• _Problem details_
Select every line containing the word "integer" from the material, and copy those lines.

• _Data lines_
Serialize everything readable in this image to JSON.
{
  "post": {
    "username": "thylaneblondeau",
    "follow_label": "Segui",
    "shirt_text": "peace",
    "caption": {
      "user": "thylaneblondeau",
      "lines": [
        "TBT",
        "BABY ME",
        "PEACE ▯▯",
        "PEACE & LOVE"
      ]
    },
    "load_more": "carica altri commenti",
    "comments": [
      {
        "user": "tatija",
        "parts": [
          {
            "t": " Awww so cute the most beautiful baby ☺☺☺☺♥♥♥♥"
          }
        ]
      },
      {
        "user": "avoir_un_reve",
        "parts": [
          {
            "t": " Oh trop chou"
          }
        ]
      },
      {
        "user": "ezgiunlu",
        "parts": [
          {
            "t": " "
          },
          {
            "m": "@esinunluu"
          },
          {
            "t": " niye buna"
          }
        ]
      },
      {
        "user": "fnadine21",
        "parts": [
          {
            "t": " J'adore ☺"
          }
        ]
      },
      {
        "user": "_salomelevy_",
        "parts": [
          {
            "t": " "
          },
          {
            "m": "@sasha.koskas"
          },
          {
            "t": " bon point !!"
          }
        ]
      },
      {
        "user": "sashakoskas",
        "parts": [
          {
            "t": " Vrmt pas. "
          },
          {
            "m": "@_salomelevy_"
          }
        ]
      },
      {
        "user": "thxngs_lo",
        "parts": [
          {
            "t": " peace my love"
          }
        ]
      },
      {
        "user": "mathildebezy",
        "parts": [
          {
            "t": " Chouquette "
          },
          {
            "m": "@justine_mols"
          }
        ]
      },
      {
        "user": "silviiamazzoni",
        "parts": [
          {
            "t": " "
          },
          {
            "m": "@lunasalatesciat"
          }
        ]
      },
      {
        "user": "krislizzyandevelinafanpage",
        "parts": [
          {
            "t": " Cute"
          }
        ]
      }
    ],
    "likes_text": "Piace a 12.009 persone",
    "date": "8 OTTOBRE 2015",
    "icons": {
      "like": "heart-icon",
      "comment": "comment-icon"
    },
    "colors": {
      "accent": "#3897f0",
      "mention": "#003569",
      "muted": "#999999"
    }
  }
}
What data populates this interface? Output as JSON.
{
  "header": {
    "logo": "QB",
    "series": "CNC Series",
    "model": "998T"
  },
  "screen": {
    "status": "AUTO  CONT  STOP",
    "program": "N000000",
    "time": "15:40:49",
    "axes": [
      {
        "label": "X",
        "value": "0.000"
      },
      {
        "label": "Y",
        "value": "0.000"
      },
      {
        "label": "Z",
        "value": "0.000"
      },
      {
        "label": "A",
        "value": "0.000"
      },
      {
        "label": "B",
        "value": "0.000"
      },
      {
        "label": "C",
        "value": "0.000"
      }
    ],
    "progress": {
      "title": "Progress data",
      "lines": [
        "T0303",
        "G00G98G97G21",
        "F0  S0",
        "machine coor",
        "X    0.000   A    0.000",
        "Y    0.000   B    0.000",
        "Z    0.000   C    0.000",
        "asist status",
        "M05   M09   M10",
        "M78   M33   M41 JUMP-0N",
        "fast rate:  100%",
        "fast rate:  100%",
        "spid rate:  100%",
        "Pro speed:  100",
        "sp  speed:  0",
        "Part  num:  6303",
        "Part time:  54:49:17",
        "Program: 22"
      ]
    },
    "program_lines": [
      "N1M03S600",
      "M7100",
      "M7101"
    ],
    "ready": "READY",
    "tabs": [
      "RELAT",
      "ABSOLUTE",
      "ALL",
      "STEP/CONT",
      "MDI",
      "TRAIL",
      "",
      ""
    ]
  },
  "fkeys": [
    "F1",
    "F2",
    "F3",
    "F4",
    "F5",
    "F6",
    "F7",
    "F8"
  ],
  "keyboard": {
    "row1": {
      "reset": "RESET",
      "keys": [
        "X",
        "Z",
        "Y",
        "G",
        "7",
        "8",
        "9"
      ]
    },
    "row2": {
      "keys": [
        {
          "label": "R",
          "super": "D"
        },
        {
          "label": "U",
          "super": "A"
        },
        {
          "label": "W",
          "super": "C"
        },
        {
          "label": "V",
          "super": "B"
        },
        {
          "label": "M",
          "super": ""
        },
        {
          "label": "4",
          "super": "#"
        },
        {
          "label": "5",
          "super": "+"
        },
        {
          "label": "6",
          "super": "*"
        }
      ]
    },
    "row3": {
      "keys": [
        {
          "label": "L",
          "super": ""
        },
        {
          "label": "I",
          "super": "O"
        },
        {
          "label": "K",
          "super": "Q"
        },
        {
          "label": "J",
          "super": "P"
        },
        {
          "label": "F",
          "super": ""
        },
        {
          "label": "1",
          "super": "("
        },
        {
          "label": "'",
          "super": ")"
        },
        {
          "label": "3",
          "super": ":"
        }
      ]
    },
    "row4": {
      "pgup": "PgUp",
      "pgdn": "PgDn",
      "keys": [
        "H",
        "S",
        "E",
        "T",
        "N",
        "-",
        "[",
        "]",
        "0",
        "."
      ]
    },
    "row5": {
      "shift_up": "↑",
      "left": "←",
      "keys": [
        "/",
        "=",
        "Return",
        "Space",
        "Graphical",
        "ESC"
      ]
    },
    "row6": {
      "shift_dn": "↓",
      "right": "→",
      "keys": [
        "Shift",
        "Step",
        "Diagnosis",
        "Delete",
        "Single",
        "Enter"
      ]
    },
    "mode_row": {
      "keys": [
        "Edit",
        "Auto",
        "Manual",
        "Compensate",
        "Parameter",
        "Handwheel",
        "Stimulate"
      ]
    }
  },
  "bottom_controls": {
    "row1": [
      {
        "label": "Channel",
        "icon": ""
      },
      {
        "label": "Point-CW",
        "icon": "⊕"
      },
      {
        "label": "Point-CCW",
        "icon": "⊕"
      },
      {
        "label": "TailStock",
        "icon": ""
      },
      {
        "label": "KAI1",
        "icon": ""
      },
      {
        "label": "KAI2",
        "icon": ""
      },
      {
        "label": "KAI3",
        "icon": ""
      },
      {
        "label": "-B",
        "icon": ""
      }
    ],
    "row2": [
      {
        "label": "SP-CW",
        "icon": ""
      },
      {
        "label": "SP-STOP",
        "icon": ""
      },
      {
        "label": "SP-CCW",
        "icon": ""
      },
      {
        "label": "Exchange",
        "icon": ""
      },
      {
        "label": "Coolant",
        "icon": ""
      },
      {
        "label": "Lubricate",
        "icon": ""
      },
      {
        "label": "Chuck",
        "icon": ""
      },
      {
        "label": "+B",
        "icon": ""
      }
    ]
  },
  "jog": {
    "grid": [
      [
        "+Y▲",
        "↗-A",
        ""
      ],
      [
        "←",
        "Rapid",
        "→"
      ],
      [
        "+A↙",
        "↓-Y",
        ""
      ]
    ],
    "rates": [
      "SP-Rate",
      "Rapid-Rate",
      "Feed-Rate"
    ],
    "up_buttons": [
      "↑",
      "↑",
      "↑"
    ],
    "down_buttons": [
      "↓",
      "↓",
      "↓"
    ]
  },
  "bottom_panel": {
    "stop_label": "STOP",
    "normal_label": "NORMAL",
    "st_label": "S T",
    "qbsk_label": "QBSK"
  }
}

* * *

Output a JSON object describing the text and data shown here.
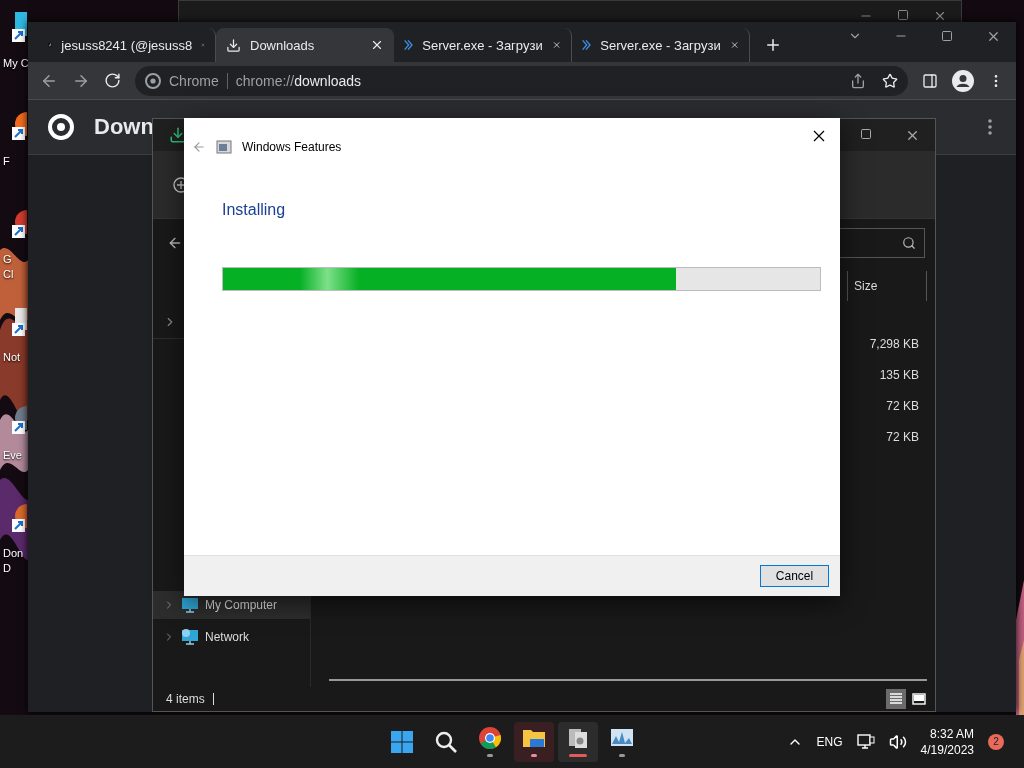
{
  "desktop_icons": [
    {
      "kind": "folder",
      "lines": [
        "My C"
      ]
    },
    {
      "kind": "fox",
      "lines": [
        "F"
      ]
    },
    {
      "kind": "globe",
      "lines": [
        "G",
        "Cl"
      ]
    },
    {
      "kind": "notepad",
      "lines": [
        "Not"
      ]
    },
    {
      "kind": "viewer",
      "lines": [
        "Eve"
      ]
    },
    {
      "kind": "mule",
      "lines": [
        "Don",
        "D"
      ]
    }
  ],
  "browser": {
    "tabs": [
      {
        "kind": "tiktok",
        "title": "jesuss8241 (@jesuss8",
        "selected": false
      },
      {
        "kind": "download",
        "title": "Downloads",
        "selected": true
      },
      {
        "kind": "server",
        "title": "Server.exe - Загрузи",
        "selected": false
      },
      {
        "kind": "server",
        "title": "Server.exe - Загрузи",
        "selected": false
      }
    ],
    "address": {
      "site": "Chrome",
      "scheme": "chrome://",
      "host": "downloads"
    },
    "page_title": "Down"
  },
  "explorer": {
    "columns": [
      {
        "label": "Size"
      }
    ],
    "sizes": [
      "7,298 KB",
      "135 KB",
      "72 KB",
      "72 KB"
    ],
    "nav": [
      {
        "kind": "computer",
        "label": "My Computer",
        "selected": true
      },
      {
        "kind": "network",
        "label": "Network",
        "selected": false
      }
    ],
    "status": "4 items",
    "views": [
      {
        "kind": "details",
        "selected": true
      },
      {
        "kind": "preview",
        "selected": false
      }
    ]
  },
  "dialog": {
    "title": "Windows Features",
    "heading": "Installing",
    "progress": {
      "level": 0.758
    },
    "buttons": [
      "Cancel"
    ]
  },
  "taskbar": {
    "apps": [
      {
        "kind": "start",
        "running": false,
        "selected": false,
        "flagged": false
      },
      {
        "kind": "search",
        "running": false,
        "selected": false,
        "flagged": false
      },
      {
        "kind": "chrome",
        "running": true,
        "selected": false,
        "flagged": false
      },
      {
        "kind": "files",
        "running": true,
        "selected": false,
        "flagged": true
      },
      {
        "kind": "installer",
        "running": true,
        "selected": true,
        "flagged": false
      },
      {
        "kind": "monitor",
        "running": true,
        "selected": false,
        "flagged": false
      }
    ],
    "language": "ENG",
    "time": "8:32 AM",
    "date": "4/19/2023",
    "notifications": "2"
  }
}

==

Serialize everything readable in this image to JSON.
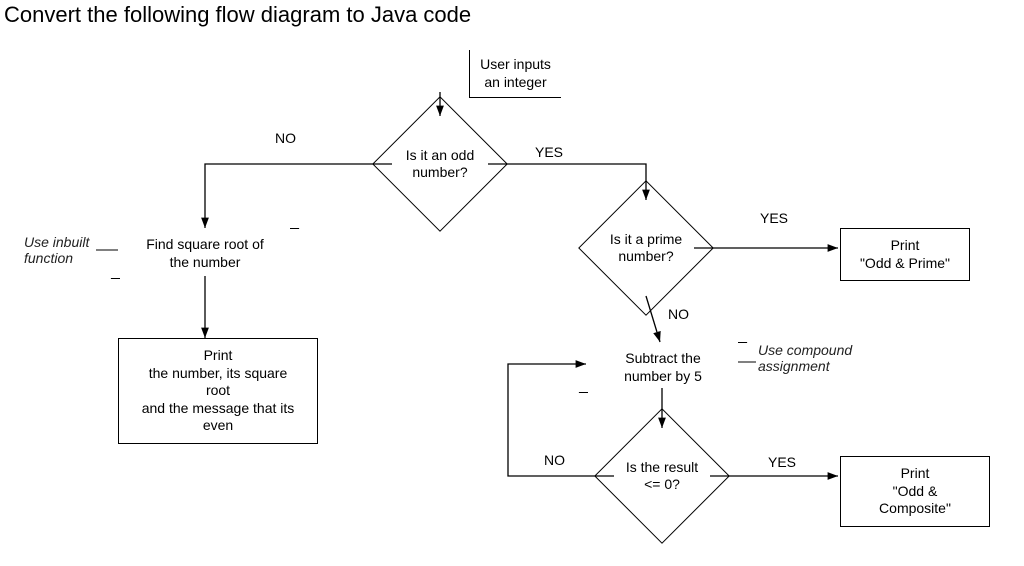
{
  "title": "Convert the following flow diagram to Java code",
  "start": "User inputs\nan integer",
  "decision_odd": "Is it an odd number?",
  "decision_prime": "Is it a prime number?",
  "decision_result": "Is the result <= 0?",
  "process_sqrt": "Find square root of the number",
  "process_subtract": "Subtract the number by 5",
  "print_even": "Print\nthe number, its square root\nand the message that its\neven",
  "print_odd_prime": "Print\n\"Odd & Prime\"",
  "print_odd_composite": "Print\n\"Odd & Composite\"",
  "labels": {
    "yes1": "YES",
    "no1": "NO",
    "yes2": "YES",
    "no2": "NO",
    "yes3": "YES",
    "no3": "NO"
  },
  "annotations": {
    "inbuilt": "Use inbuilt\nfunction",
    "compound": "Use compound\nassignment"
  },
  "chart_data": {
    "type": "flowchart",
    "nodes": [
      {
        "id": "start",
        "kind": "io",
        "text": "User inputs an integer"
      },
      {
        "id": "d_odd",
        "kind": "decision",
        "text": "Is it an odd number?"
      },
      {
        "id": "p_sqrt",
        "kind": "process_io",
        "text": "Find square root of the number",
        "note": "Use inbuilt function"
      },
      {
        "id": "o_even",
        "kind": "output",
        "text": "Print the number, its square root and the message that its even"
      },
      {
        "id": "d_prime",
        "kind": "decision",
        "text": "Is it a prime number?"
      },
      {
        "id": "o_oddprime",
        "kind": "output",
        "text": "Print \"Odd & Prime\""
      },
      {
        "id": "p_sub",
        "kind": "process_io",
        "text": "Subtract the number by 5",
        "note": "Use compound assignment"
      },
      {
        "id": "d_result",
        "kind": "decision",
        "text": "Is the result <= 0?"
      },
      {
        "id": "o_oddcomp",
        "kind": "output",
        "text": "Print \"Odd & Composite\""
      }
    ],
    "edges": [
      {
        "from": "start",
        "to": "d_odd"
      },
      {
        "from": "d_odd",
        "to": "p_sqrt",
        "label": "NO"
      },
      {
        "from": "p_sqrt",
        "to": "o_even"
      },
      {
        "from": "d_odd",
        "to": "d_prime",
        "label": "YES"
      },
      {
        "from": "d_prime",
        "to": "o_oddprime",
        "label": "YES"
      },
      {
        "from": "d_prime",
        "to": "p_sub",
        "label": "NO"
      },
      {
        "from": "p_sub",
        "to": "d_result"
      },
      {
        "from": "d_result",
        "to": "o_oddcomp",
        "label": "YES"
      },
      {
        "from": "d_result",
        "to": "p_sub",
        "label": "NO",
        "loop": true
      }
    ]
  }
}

• _Correct result_
  "start": "User inputs\nan integer",
        "text": "User inputs an integer"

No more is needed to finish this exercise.